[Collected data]
+-------+

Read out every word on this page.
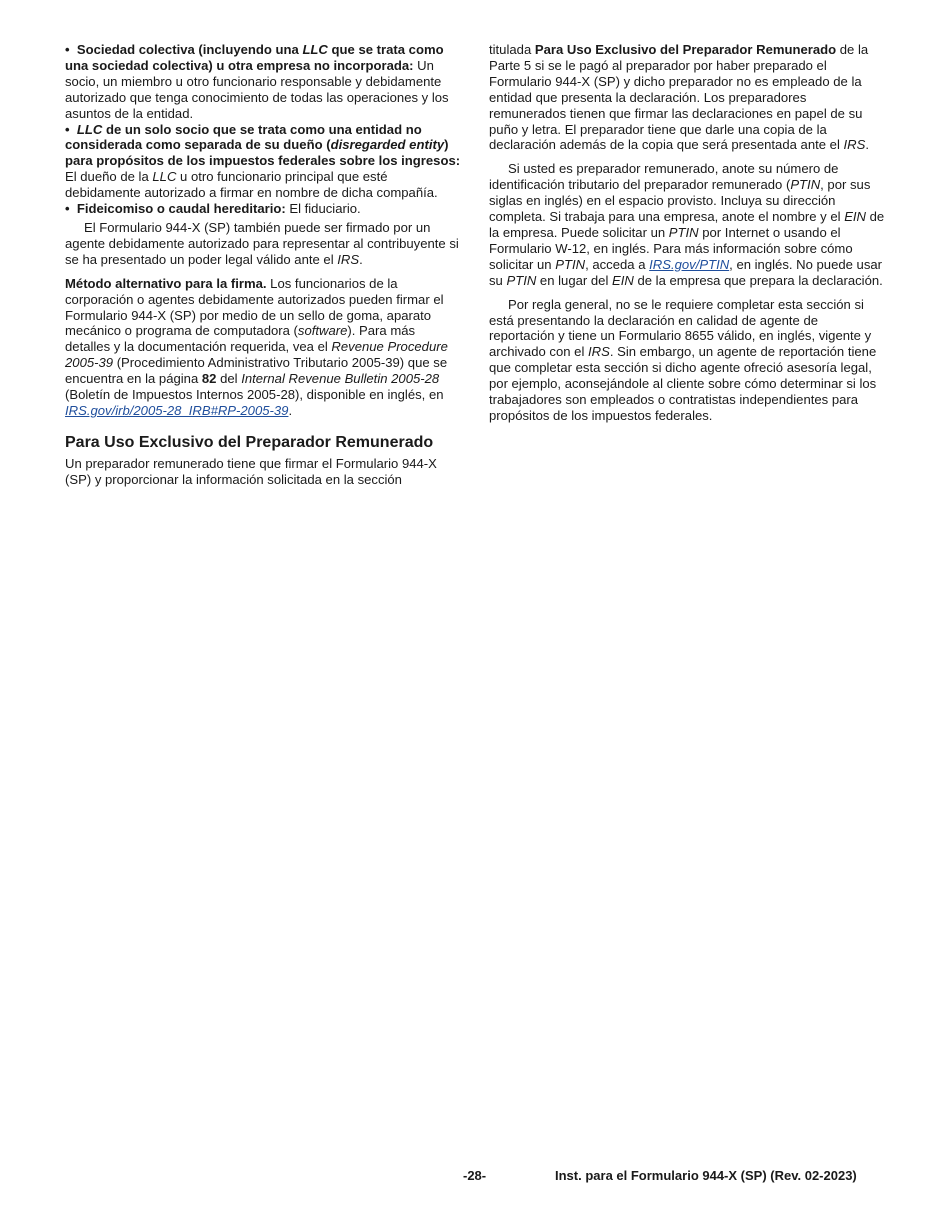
• Sociedad colectiva (incluyendo una LLC que se trata como una sociedad colectiva) u otra empresa no incorporada: Un socio, un miembro u otro funcionario responsable y debidamente autorizado que tenga conocimiento de todas las operaciones y los asuntos de la entidad.

• LLC de un solo socio que se trata como una entidad no considerada como separada de su dueño (disregarded entity) para propósitos de los impuestos federales sobre los ingresos: El dueño de la LLC u otro funcionario principal que esté debidamente autorizado a firmar en nombre de dicha compañía.

• Fideicomiso o caudal hereditario: El fiduciario.

El Formulario 944-X (SP) también puede ser firmado por un agente debidamente autorizado para representar al contribuyente si se ha presentado un poder legal válido ante el IRS.

Método alternativo para la firma. Los funcionarios de la corporación o agentes debidamente autorizados pueden firmar el Formulario 944-X (SP) por medio de un sello de goma, aparato mecánico o programa de computadora (software). Para más detalles y la documentación requerida, vea el Revenue Procedure 2005-39 (Procedimiento Administrativo Tributario 2005-39) que se encuentra en la página 82 del Internal Revenue Bulletin 2005-28 (Boletín de Impuestos Internos 2005-28), disponible en inglés, en IRS.gov/irb/2005-28_IRB#RP-2005-39.

Para Uso Exclusivo del Preparador Remunerado

Un preparador remunerado tiene que firmar el Formulario 944-X (SP) y proporcionar la información solicitada en la sección

titulada Para Uso Exclusivo del Preparador Remunerado de la Parte 5 si se le pagó al preparador por haber preparado el Formulario 944-X (SP) y dicho preparador no es empleado de la entidad que presenta la declaración. Los preparadores remunerados tienen que firmar las declaraciones en papel de su puño y letra. El preparador tiene que darle una copia de la declaración además de la copia que será presentada ante el IRS.

Si usted es preparador remunerado, anote su número de identificación tributario del preparador remunerado (PTIN, por sus siglas en inglés) en el espacio provisto. Incluya su dirección completa. Si trabaja para una empresa, anote el nombre y el EIN de la empresa. Puede solicitar un PTIN por Internet o usando el Formulario W-12, en inglés. Para más información sobre cómo solicitar un PTIN, acceda a IRS.gov/PTIN, en inglés. No puede usar su PTIN en lugar del EIN de la empresa que prepara la declaración.

Por regla general, no se le requiere completar esta sección si está presentando la declaración en calidad de agente de reportación y tiene un Formulario 8655 válido, en inglés, vigente y archivado con el IRS. Sin embargo, un agente de reportación tiene que completar esta sección si dicho agente ofreció asesoría legal, por ejemplo, aconsejándole al cliente sobre cómo determinar si los trabajadores son empleados o contratistas independientes para propósitos de los impuestos federales.

-28-	Inst. para el Formulario 944-X (SP) (Rev. 02-2023)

+-------+

● **WHAT YOU NEED TO DO**
Working from the entries above, return all lines that contain "ante".

● **CORRECT RESPONSE**
El Formulario 944-X (SP) también puede ser firmado por un agente debidamente autorizado para representar al contribuyente si se ha presentado un poder legal válido ante el IRS.
titulada Para Uso Exclusivo del Preparador Remunerado de la Parte 5 si se le pagó al preparador por haber preparado el Formulario 944-X (SP) y dicho preparador no es empleado de la entidad que presenta la declaración. Los preparadores remunerados tienen que firmar las declaraciones en papel de su puño y letra. El preparador tiene que darle una copia de la declaración además de la copia que será presentada ante el IRS.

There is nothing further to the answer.